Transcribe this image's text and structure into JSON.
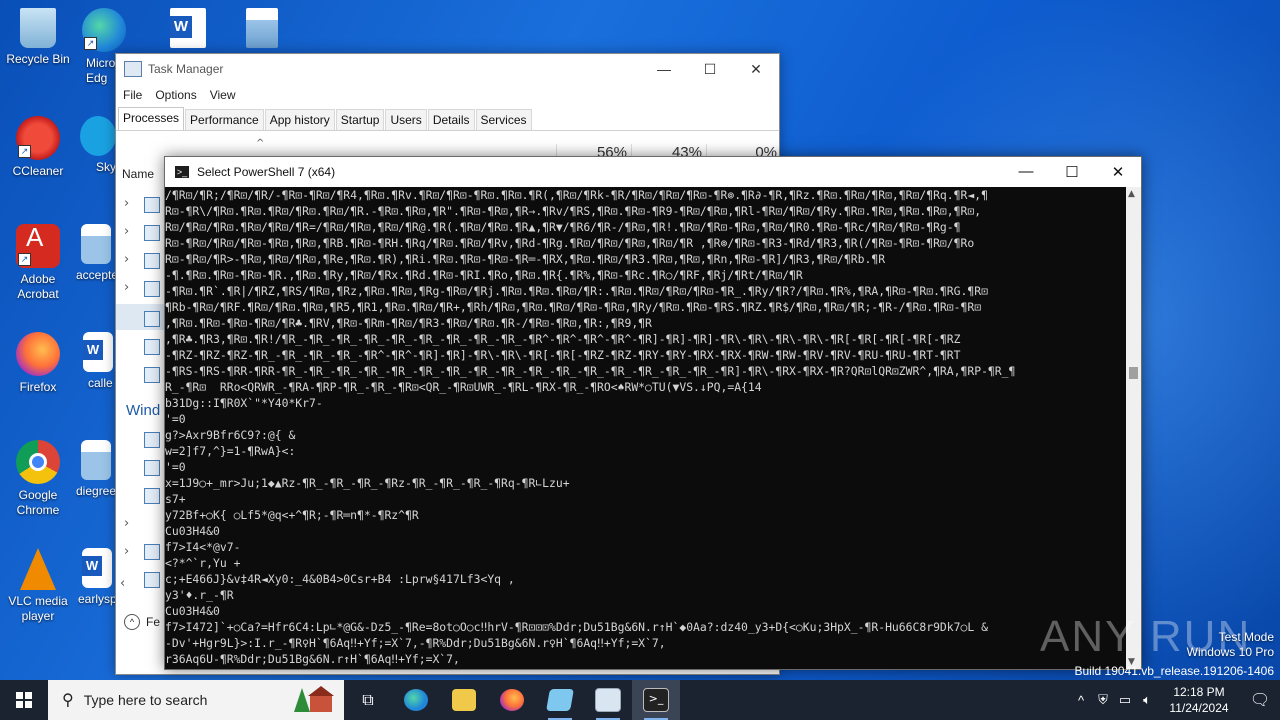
{
  "desktop": {
    "icons": [
      {
        "label": "Recycle Bin"
      },
      {
        "label": "Micro\nEdg"
      },
      {
        "label": "CCleaner"
      },
      {
        "label": "Sky"
      },
      {
        "label": "Adobe\nAcrobat"
      },
      {
        "label": "accepte"
      },
      {
        "label": "Firefox"
      },
      {
        "label": "calle"
      },
      {
        "label": "Google\nChrome"
      },
      {
        "label": "diegree"
      },
      {
        "label": "VLC media\nplayer"
      },
      {
        "label": "earlysp"
      }
    ]
  },
  "task_manager": {
    "title": "Task Manager",
    "menu": [
      "File",
      "Options",
      "View"
    ],
    "tabs": [
      "Processes",
      "Performance",
      "App history",
      "Startup",
      "Users",
      "Details",
      "Services"
    ],
    "active_tab": "Processes",
    "stats": [
      "56%",
      "43%",
      "0%"
    ],
    "name_header": "Name",
    "section": "Wind",
    "fewer_details": "Fe"
  },
  "powershell": {
    "title": "Select PowerShell 7 (x64)",
    "lines": [
      "/¶R⊡/¶R;/¶R⊡/¶R/-¶R⊡-¶R⊡/¶R4,¶R⊡.¶Rv.¶R⊡/¶R⊡-¶R⊡.¶R⊡.¶R(,¶R⊡/¶Rk-¶R/¶R⊡/¶R⊡/¶R⊡-¶R⊚.¶R∂-¶R,¶Rz.¶R⊡.¶R⊡/¶R⊡,¶R⊡/¶Rq.¶R◄,¶",
      "R⊡-¶R\\/¶R⊡.¶R⊡.¶R⊡/¶R⊡.¶R⊡/¶R.-¶R⊡.¶R⊡,¶R\".¶R⊡-¶R⊡,¶R→.¶Rv/¶RS,¶R⊡.¶R⊡-¶R9-¶R⊡/¶R⊡,¶Rl-¶R⊡/¶R⊡/¶Ry.¶R⊡.¶R⊡,¶R⊡.¶R⊡,¶R⊡,",
      "R⊡/¶R⊡/¶R⊡.¶R⊡/¶R⊡/¶R=/¶R⊡/¶R⊡,¶R⊡/¶R@.¶R(.¶R⊡/¶R⊡.¶R▲,¶R▼/¶R6/¶R-/¶R⊡,¶R!.¶R⊡/¶R⊡-¶R⊡,¶R⊡/¶R0.¶R⊡-¶Rc/¶R⊡/¶R⊡-¶Rg-¶",
      "R⊡-¶R⊡/¶R⊡/¶R⊡-¶R⊡,¶R⊡,¶RB.¶R⊡-¶RH.¶Rq/¶R⊡.¶R⊡/¶Rv,¶Rd-¶Rg.¶R⊡/¶R⊡/¶R⊡,¶R⊡/¶R ,¶R⊚/¶R⊡-¶R3-¶Rd/¶R3,¶R(/¶R⊡-¶R⊡-¶R⊡/¶Ro",
      "R⊡-¶R⊡/¶R>-¶R⊡,¶R⊡/¶R⊡,¶Re,¶R⊡.¶R),¶Ri.¶R⊡.¶R⊡-¶R⊡-¶R═-¶RX,¶R⊡.¶R⊡/¶R3.¶R⊡,¶R⊡,¶Rn,¶R⊡-¶R]/¶R3,¶R⊡/¶Rb.¶R",
      "-¶.¶R⊡.¶R⊡-¶R⊡-¶R.,¶R⊡.¶Ry,¶R⊡/¶Rx.¶Rd.¶R⊡-¶RI.¶Ro,¶R⊡.¶R{.¶R%,¶R⊡-¶Rc.¶R○/¶RF,¶Rj/¶Rt/¶R⊡/¶R",
      "-¶R⊡.¶R`.¶R|/¶RZ,¶RS/¶R⊡,¶Rz,¶R⊡.¶R⊡,¶Rg-¶R⊡/¶Rj.¶R⊡.¶R⊡.¶R⊡/¶R:.¶R⊡.¶R⊡/¶R⊡/¶R⊡-¶R_.¶Ry/¶R?/¶R⊡.¶R%,¶RA,¶R⊡-¶R⊡.¶RG.¶R⊡",
      "¶Rb-¶R⊡/¶RF.¶R⊡/¶R⊡.¶R⊡,¶R5,¶R1,¶R⊡.¶R⊡/¶R+,¶Rh/¶R⊡,¶R⊡.¶R⊡/¶R⊡-¶R⊡,¶Ry/¶R⊡.¶R⊡-¶RS.¶RZ.¶R$/¶R⊡,¶R⊡/¶R;-¶R-/¶R⊡.¶R⊡-¶R⊡",
      ",¶R⊡.¶R⊡-¶R⊡-¶R⊡/¶R♣.¶RV,¶R⊡-¶Rm-¶R⊡/¶R3-¶R⊡/¶R⊡.¶R-/¶R⊡-¶R⊡,¶R:,¶R9,¶R",
      ",¶R♣.¶R3,¶R⊡.¶R!/¶R_-¶R_-¶R_-¶R_-¶R_-¶R_-¶R_-¶R_-¶R_-¶R^-¶R^-¶R^-¶R^-¶R]-¶R]-¶R]-¶R\\-¶R\\-¶R\\-¶R\\-¶R[-¶R[-¶R[-¶R[-¶RZ",
      "-¶RZ-¶RZ-¶RZ-¶R_-¶R_-¶R_-¶R_-¶R^-¶R^-¶R]-¶R]-¶R\\-¶R\\-¶R[-¶R[-¶RZ-¶RZ-¶RY-¶RY-¶RX-¶RX-¶RW-¶RW-¶RV-¶RV-¶RU-¶RU-¶RT-¶RT",
      "-¶RS-¶RS-¶RR-¶RR-¶R_-¶R_-¶R_-¶R_-¶R_-¶R_-¶R_-¶R_-¶R_-¶R_-¶R_-¶R_-¶R_-¶R_-¶R_-¶R_-¶R]-¶R\\-¶RX-¶RX-¶R?QR⊡lQR⊡ZWR^,¶RA,¶RP-¶R_¶",
      "R_-¶R⊡  RRo<QRWR_-¶RA-¶RP-¶R_-¶R_-¶R⊡<QR_-¶R⊡UWR_-¶RL-¶RX-¶R_-¶RO<♠RW*○TU(▼VS.↓PQ,=A{14",
      "b31Dg::I¶R0X`\"*Y40*Kr7-",
      "'=0",
      "g?>Axr9Bfr6C9?:@{ &",
      "w=2]f7,^}=1-¶RwA}<:",
      "'=0",
      "x=1J9○+_mr>Ju;1◆▲Rz-¶R_-¶R_-¶R_-¶Rz-¶R_-¶R_-¶R_-¶Rq-¶R∟Lzu+",
      "s7+",
      "y72Bf+○K{ ○Lf5*@q<+^¶R;-¶R═n¶*-¶Rz^¶R",
      "Cu03H4&0",
      "f7>I4<*@v7-",
      "<?*^`r,Yu +",
      "c;+E466J}&v‡4R◄Xy0:_4&0B4>0Csr+B4 :Lprw§417Lf3<Yq ,",
      "y3'♦.r_-¶R",
      "Cu03H4&0",
      "f7>I472]`+○Ca?=Hfr6C4:Lp∟*@G&-Dz5_-¶Re=8ot○O○c‼hrV-¶R⊡⊡⊡%Ddr;Du51Bg&6N.r↑H`◆0Aa?:dz40_y3+D{<○Ku;3HpX_-¶R-Hu66C8r9Dk7○L &",
      "-Dv'+Hgr9L}>:I.r_-¶R♀H`¶6Aq‼+Yf;=X`7,-¶R%Ddr;Du51Bg&6N.r♀H`¶6Aq‼+Yf;=X`7,",
      "r36Aq6U-¶R%Ddr;Du51Bg&6N.r↑H`¶6Aq‼+Yf;=X`7,"
    ]
  },
  "watermark": "ANY RUN",
  "system_info": {
    "mode": "Test Mode",
    "os": "Windows 10 Pro",
    "build": "Build 19041.vb_release.191206-1406"
  },
  "taskbar": {
    "search_placeholder": "Type here to search",
    "time": "12:18 PM",
    "date": "11/24/2024"
  }
}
********************
Challenge:
Retype the whole listing, keeping every line identical and omitting all pictures.

Answer to this task:
Transcribe this image's text and structure into JSON.
{
  "desktop": {
    "icons": [
      {
        "label": "Recycle Bin"
      },
      {
        "label": "Micro\nEdg"
      },
      {
        "label": "CCleaner"
      },
      {
        "label": "Sky"
      },
      {
        "label": "Adobe\nAcrobat"
      },
      {
        "label": "accepte"
      },
      {
        "label": "Firefox"
      },
      {
        "label": "calle"
      },
      {
        "label": "Google\nChrome"
      },
      {
        "label": "diegree"
      },
      {
        "label": "VLC media\nplayer"
      },
      {
        "label": "earlysp"
      }
    ]
  },
  "task_manager": {
    "title": "Task Manager",
    "menu": [
      "File",
      "Options",
      "View"
    ],
    "tabs": [
      "Processes",
      "Performance",
      "App history",
      "Startup",
      "Users",
      "Details",
      "Services"
    ],
    "active_tab": "Processes",
    "stats": [
      "56%",
      "43%",
      "0%"
    ],
    "name_header": "Name",
    "section": "Wind",
    "fewer_details": "Fe"
  },
  "powershell": {
    "title": "Select PowerShell 7 (x64)",
    "lines": [
      "/¶R⊡/¶R;/¶R⊡/¶R/-¶R⊡-¶R⊡/¶R4,¶R⊡.¶Rv.¶R⊡/¶R⊡-¶R⊡.¶R⊡.¶R(,¶R⊡/¶Rk-¶R/¶R⊡/¶R⊡/¶R⊡-¶R⊚.¶R∂-¶R,¶Rz.¶R⊡.¶R⊡/¶R⊡,¶R⊡/¶Rq.¶R◄,¶",
      "R⊡-¶R\\/¶R⊡.¶R⊡.¶R⊡/¶R⊡.¶R⊡/¶R.-¶R⊡.¶R⊡,¶R\".¶R⊡-¶R⊡,¶R→.¶Rv/¶RS,¶R⊡.¶R⊡-¶R9-¶R⊡/¶R⊡,¶Rl-¶R⊡/¶R⊡/¶Ry.¶R⊡.¶R⊡,¶R⊡.¶R⊡,¶R⊡,",
      "R⊡/¶R⊡/¶R⊡.¶R⊡/¶R⊡/¶R=/¶R⊡/¶R⊡,¶R⊡/¶R@.¶R(.¶R⊡/¶R⊡.¶R▲,¶R▼/¶R6/¶R-/¶R⊡,¶R!.¶R⊡/¶R⊡-¶R⊡,¶R⊡/¶R0.¶R⊡-¶Rc/¶R⊡/¶R⊡-¶Rg-¶",
      "R⊡-¶R⊡/¶R⊡/¶R⊡-¶R⊡,¶R⊡,¶RB.¶R⊡-¶RH.¶Rq/¶R⊡.¶R⊡/¶Rv,¶Rd-¶Rg.¶R⊡/¶R⊡/¶R⊡,¶R⊡/¶R ,¶R⊚/¶R⊡-¶R3-¶Rd/¶R3,¶R(/¶R⊡-¶R⊡-¶R⊡/¶Ro",
      "R⊡-¶R⊡/¶R>-¶R⊡,¶R⊡/¶R⊡,¶Re,¶R⊡.¶R),¶Ri.¶R⊡.¶R⊡-¶R⊡-¶R═-¶RX,¶R⊡.¶R⊡/¶R3.¶R⊡,¶R⊡,¶Rn,¶R⊡-¶R]/¶R3,¶R⊡/¶Rb.¶R",
      "-¶.¶R⊡.¶R⊡-¶R⊡-¶R.,¶R⊡.¶Ry,¶R⊡/¶Rx.¶Rd.¶R⊡-¶RI.¶Ro,¶R⊡.¶R{.¶R%,¶R⊡-¶Rc.¶R○/¶RF,¶Rj/¶Rt/¶R⊡/¶R",
      "-¶R⊡.¶R`.¶R|/¶RZ,¶RS/¶R⊡,¶Rz,¶R⊡.¶R⊡,¶Rg-¶R⊡/¶Rj.¶R⊡.¶R⊡.¶R⊡/¶R:.¶R⊡.¶R⊡/¶R⊡/¶R⊡-¶R_.¶Ry/¶R?/¶R⊡.¶R%,¶RA,¶R⊡-¶R⊡.¶RG.¶R⊡",
      "¶Rb-¶R⊡/¶RF.¶R⊡/¶R⊡.¶R⊡,¶R5,¶R1,¶R⊡.¶R⊡/¶R+,¶Rh/¶R⊡,¶R⊡.¶R⊡/¶R⊡-¶R⊡,¶Ry/¶R⊡.¶R⊡-¶RS.¶RZ.¶R$/¶R⊡,¶R⊡/¶R;-¶R-/¶R⊡.¶R⊡-¶R⊡",
      ",¶R⊡.¶R⊡-¶R⊡-¶R⊡/¶R♣.¶RV,¶R⊡-¶Rm-¶R⊡/¶R3-¶R⊡/¶R⊡.¶R-/¶R⊡-¶R⊡,¶R:,¶R9,¶R",
      ",¶R♣.¶R3,¶R⊡.¶R!/¶R_-¶R_-¶R_-¶R_-¶R_-¶R_-¶R_-¶R_-¶R_-¶R^-¶R^-¶R^-¶R^-¶R]-¶R]-¶R]-¶R\\-¶R\\-¶R\\-¶R\\-¶R[-¶R[-¶R[-¶R[-¶RZ",
      "-¶RZ-¶RZ-¶RZ-¶R_-¶R_-¶R_-¶R_-¶R^-¶R^-¶R]-¶R]-¶R\\-¶R\\-¶R[-¶R[-¶RZ-¶RZ-¶RY-¶RY-¶RX-¶RX-¶RW-¶RW-¶RV-¶RV-¶RU-¶RU-¶RT-¶RT",
      "-¶RS-¶RS-¶RR-¶RR-¶R_-¶R_-¶R_-¶R_-¶R_-¶R_-¶R_-¶R_-¶R_-¶R_-¶R_-¶R_-¶R_-¶R_-¶R_-¶R_-¶R]-¶R\\-¶RX-¶RX-¶R?QR⊡lQR⊡ZWR^,¶RA,¶RP-¶R_¶",
      "R_-¶R⊡  RRo<QRWR_-¶RA-¶RP-¶R_-¶R_-¶R⊡<QR_-¶R⊡UWR_-¶RL-¶RX-¶R_-¶RO<♠RW*○TU(▼VS.↓PQ,=A{14",
      "b31Dg::I¶R0X`\"*Y40*Kr7-",
      "'=0",
      "g?>Axr9Bfr6C9?:@{ &",
      "w=2]f7,^}=1-¶RwA}<:",
      "'=0",
      "x=1J9○+_mr>Ju;1◆▲Rz-¶R_-¶R_-¶R_-¶Rz-¶R_-¶R_-¶R_-¶Rq-¶R∟Lzu+",
      "s7+",
      "y72Bf+○K{ ○Lf5*@q<+^¶R;-¶R═n¶*-¶Rz^¶R",
      "Cu03H4&0",
      "f7>I4<*@v7-",
      "<?*^`r,Yu +",
      "c;+E466J}&v‡4R◄Xy0:_4&0B4>0Csr+B4 :Lprw§417Lf3<Yq ,",
      "y3'♦.r_-¶R",
      "Cu03H4&0",
      "f7>I472]`+○Ca?=Hfr6C4:Lp∟*@G&-Dz5_-¶Re=8ot○O○c‼hrV-¶R⊡⊡⊡%Ddr;Du51Bg&6N.r↑H`◆0Aa?:dz40_y3+D{<○Ku;3HpX_-¶R-Hu66C8r9Dk7○L &",
      "-Dv'+Hgr9L}>:I.r_-¶R♀H`¶6Aq‼+Yf;=X`7,-¶R%Ddr;Du51Bg&6N.r♀H`¶6Aq‼+Yf;=X`7,",
      "r36Aq6U-¶R%Ddr;Du51Bg&6N.r↑H`¶6Aq‼+Yf;=X`7,"
    ]
  },
  "watermark": "ANY RUN",
  "system_info": {
    "mode": "Test Mode",
    "os": "Windows 10 Pro",
    "build": "Build 19041.vb_release.191206-1406"
  },
  "taskbar": {
    "search_placeholder": "Type here to search",
    "time": "12:18 PM",
    "date": "11/24/2024"
  }
}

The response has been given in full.